(Dataset records)
## begin

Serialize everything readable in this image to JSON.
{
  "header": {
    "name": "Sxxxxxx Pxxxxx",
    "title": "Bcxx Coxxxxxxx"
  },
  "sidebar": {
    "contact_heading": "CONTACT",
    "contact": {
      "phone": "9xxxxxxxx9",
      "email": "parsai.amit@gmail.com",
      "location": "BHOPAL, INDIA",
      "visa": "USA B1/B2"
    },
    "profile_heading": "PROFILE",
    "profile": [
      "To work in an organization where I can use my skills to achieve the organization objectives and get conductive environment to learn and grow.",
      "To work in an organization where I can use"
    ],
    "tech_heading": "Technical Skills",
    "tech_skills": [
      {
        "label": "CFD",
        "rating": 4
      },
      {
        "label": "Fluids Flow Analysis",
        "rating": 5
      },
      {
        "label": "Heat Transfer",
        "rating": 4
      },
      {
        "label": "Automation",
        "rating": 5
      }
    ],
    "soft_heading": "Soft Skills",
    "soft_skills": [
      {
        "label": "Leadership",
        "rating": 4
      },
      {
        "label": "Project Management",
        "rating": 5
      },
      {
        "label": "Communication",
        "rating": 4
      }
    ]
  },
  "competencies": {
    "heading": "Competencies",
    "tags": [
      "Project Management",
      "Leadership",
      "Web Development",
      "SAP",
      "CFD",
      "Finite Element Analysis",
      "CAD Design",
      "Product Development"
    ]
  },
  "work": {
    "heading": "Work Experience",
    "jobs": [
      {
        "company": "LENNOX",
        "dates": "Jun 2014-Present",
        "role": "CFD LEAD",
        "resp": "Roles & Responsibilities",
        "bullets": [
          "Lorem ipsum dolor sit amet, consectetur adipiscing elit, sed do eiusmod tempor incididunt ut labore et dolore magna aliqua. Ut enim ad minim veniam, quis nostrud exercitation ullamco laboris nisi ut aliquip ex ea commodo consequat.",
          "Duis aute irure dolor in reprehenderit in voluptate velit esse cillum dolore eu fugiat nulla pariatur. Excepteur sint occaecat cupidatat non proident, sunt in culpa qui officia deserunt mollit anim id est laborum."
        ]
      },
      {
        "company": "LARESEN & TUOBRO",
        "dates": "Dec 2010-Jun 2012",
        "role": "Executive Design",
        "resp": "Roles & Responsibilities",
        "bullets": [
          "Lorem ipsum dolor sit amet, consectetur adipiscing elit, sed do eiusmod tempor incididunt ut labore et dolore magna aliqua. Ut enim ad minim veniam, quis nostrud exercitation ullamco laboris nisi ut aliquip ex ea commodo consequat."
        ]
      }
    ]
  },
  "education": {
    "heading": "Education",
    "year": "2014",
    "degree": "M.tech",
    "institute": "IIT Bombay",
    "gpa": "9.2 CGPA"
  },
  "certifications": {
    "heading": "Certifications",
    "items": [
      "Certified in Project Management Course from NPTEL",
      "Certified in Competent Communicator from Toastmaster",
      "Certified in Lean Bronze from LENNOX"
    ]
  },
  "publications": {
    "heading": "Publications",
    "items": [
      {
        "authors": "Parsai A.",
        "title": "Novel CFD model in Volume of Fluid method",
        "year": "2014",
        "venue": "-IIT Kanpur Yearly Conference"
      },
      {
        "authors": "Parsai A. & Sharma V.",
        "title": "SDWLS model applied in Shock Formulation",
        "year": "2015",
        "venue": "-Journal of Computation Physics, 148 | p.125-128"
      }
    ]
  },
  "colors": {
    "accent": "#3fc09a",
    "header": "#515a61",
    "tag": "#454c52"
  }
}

## end

◆ Task brief
Of all the lines in the listing above, how many include "nisi"? Write only the number.

◆ Solution to this exercise
2